■ **PROBLEM DETAILS**:
Locate the lines where "Price" occurs and copy them as they stand.

■ **EXERCISE DATA**:

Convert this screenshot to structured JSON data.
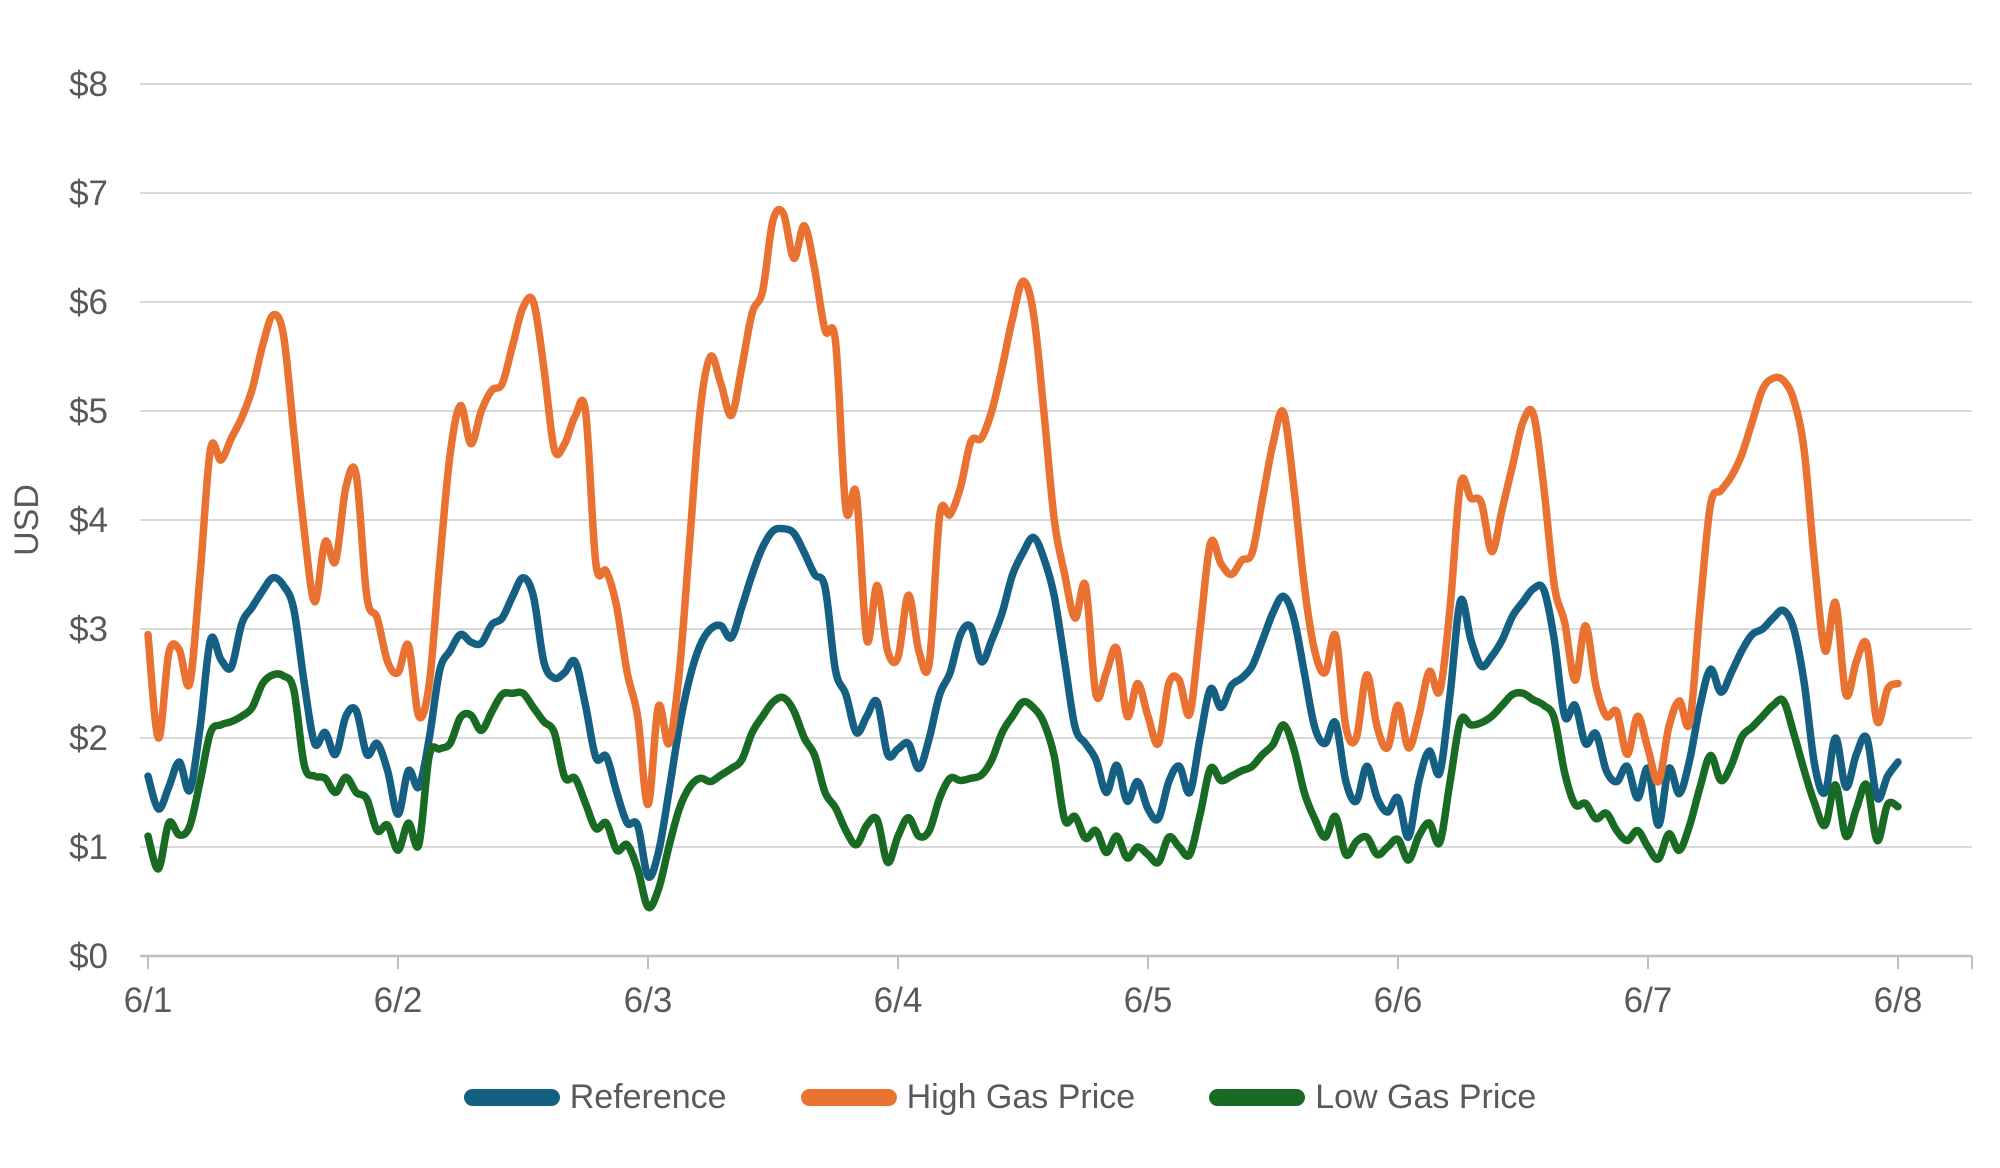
{
  "chart": {
    "title": "",
    "y_axis_title": "USD",
    "text_color": "#595959",
    "gridline_color": "#D9D9D9",
    "axisline_color": "#BFBFBF",
    "background": "#FFFFFF",
    "legend": [
      {
        "label": "Reference",
        "color": "#156082"
      },
      {
        "label": "High Gas Price",
        "color": "#E97132"
      },
      {
        "label": "Low Gas Price",
        "color": "#196B24"
      }
    ]
  },
  "chart_data": {
    "type": "line",
    "title": "",
    "xlabel": "",
    "ylabel": "USD",
    "ylim": [
      0,
      8
    ],
    "y_tick_labels": [
      "$0",
      "$1",
      "$2",
      "$3",
      "$4",
      "$5",
      "$6",
      "$7",
      "$8"
    ],
    "x_tick_labels": [
      "6/1",
      "6/2",
      "6/3",
      "6/4",
      "6/5",
      "6/6",
      "6/7",
      "6/8"
    ],
    "x_unit": "hourly samples from 6/1 00:00 to 6/8 00:00",
    "sample_interval_hours": 1,
    "grid": "horizontal",
    "legend_position": "bottom",
    "smoothed": true,
    "series": [
      {
        "name": "Reference",
        "color": "#156082",
        "values": [
          1.65,
          1.35,
          1.55,
          1.78,
          1.52,
          2.1,
          2.9,
          2.72,
          2.65,
          3.05,
          3.2,
          3.35,
          3.47,
          3.4,
          3.18,
          2.5,
          1.95,
          2.05,
          1.85,
          2.2,
          2.25,
          1.85,
          1.95,
          1.7,
          1.3,
          1.7,
          1.55,
          2.0,
          2.62,
          2.8,
          2.95,
          2.88,
          2.87,
          3.04,
          3.1,
          3.3,
          3.47,
          3.3,
          2.7,
          2.55,
          2.6,
          2.7,
          2.3,
          1.82,
          1.83,
          1.5,
          1.22,
          1.2,
          0.73,
          0.95,
          1.5,
          2.1,
          2.55,
          2.85,
          3.0,
          3.03,
          2.92,
          3.2,
          3.5,
          3.75,
          3.9,
          3.92,
          3.88,
          3.7,
          3.5,
          3.38,
          2.62,
          2.4,
          2.05,
          2.2,
          2.33,
          1.85,
          1.9,
          1.95,
          1.72,
          2.0,
          2.4,
          2.6,
          2.95,
          3.02,
          2.7,
          2.9,
          3.15,
          3.5,
          3.7,
          3.84,
          3.65,
          3.3,
          2.7,
          2.1,
          1.95,
          1.8,
          1.5,
          1.75,
          1.42,
          1.6,
          1.35,
          1.26,
          1.6,
          1.74,
          1.5,
          2.0,
          2.45,
          2.28,
          2.48,
          2.55,
          2.66,
          2.9,
          3.15,
          3.3,
          3.1,
          2.6,
          2.1,
          1.95,
          2.14,
          1.6,
          1.42,
          1.74,
          1.45,
          1.32,
          1.45,
          1.09,
          1.6,
          1.88,
          1.68,
          2.4,
          3.26,
          2.9,
          2.66,
          2.75,
          2.9,
          3.12,
          3.25,
          3.37,
          3.36,
          2.9,
          2.2,
          2.3,
          1.95,
          2.04,
          1.7,
          1.6,
          1.74,
          1.45,
          1.72,
          1.2,
          1.72,
          1.49,
          1.8,
          2.3,
          2.63,
          2.42,
          2.6,
          2.8,
          2.95,
          3.0,
          3.1,
          3.17,
          3.0,
          2.5,
          1.75,
          1.5,
          2.0,
          1.55,
          1.85,
          2.0,
          1.45,
          1.65,
          1.78
        ]
      },
      {
        "name": "High Gas Price",
        "color": "#E97132",
        "values": [
          2.95,
          2.0,
          2.78,
          2.81,
          2.5,
          3.5,
          4.65,
          4.55,
          4.75,
          4.94,
          5.2,
          5.6,
          5.88,
          5.7,
          4.8,
          3.9,
          3.25,
          3.8,
          3.62,
          4.3,
          4.41,
          3.3,
          3.1,
          2.7,
          2.6,
          2.85,
          2.2,
          2.5,
          3.6,
          4.6,
          5.05,
          4.7,
          5.0,
          5.19,
          5.25,
          5.6,
          5.95,
          6.0,
          5.4,
          4.65,
          4.7,
          4.95,
          5.0,
          3.6,
          3.53,
          3.2,
          2.6,
          2.2,
          1.39,
          2.29,
          1.95,
          2.6,
          3.8,
          5.0,
          5.5,
          5.25,
          4.96,
          5.4,
          5.9,
          6.1,
          6.75,
          6.81,
          6.4,
          6.7,
          6.3,
          5.74,
          5.64,
          4.1,
          4.24,
          2.9,
          3.4,
          2.8,
          2.74,
          3.31,
          2.8,
          2.69,
          4.04,
          4.05,
          4.3,
          4.72,
          4.75,
          5.0,
          5.4,
          5.85,
          6.19,
          5.9,
          5.0,
          4.0,
          3.5,
          3.1,
          3.4,
          2.4,
          2.6,
          2.82,
          2.2,
          2.5,
          2.2,
          1.95,
          2.5,
          2.53,
          2.22,
          3.0,
          3.79,
          3.6,
          3.5,
          3.63,
          3.7,
          4.2,
          4.7,
          4.99,
          4.3,
          3.4,
          2.8,
          2.6,
          2.94,
          2.1,
          2.0,
          2.58,
          2.1,
          1.91,
          2.3,
          1.91,
          2.2,
          2.61,
          2.43,
          3.2,
          4.33,
          4.2,
          4.16,
          3.71,
          4.1,
          4.5,
          4.9,
          4.97,
          4.3,
          3.4,
          3.06,
          2.53,
          3.03,
          2.48,
          2.2,
          2.24,
          1.85,
          2.2,
          1.9,
          1.6,
          2.1,
          2.34,
          2.14,
          3.2,
          4.14,
          4.27,
          4.4,
          4.6,
          4.9,
          5.2,
          5.3,
          5.28,
          5.1,
          4.63,
          3.6,
          2.8,
          3.24,
          2.4,
          2.7,
          2.86,
          2.15,
          2.45,
          2.5
        ]
      },
      {
        "name": "Low Gas Price",
        "color": "#196B24",
        "values": [
          1.1,
          0.8,
          1.22,
          1.11,
          1.19,
          1.6,
          2.05,
          2.12,
          2.15,
          2.2,
          2.28,
          2.5,
          2.58,
          2.57,
          2.44,
          1.75,
          1.65,
          1.63,
          1.5,
          1.64,
          1.5,
          1.44,
          1.15,
          1.2,
          0.97,
          1.22,
          1.02,
          1.84,
          1.9,
          1.95,
          2.19,
          2.21,
          2.07,
          2.24,
          2.4,
          2.41,
          2.41,
          2.28,
          2.15,
          2.05,
          1.64,
          1.63,
          1.4,
          1.17,
          1.22,
          0.97,
          1.02,
          0.8,
          0.45,
          0.61,
          1.0,
          1.35,
          1.55,
          1.63,
          1.6,
          1.66,
          1.72,
          1.8,
          2.05,
          2.2,
          2.33,
          2.37,
          2.25,
          2.0,
          1.84,
          1.5,
          1.36,
          1.15,
          1.02,
          1.2,
          1.25,
          0.86,
          1.1,
          1.27,
          1.1,
          1.15,
          1.45,
          1.63,
          1.61,
          1.63,
          1.66,
          1.8,
          2.05,
          2.2,
          2.33,
          2.28,
          2.14,
          1.83,
          1.25,
          1.28,
          1.08,
          1.15,
          0.95,
          1.1,
          0.9,
          1.0,
          0.93,
          0.86,
          1.09,
          1.0,
          0.93,
          1.3,
          1.72,
          1.61,
          1.65,
          1.7,
          1.74,
          1.85,
          1.94,
          2.12,
          1.9,
          1.5,
          1.26,
          1.09,
          1.28,
          0.93,
          1.05,
          1.09,
          0.93,
          1.0,
          1.07,
          0.88,
          1.1,
          1.22,
          1.04,
          1.6,
          2.16,
          2.12,
          2.14,
          2.2,
          2.3,
          2.4,
          2.41,
          2.35,
          2.3,
          2.18,
          1.68,
          1.39,
          1.4,
          1.26,
          1.31,
          1.15,
          1.06,
          1.15,
          1.0,
          0.89,
          1.12,
          0.97,
          1.2,
          1.55,
          1.84,
          1.61,
          1.75,
          2.01,
          2.1,
          2.2,
          2.3,
          2.34,
          2.04,
          1.7,
          1.4,
          1.2,
          1.57,
          1.1,
          1.35,
          1.57,
          1.06,
          1.39,
          1.37
        ]
      }
    ]
  }
}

■ **REPLY**:
        "label": "High Gas Price",
        "label": "Low Gas Price",
        "name": "High Gas Price",
        "name": "Low Gas Price",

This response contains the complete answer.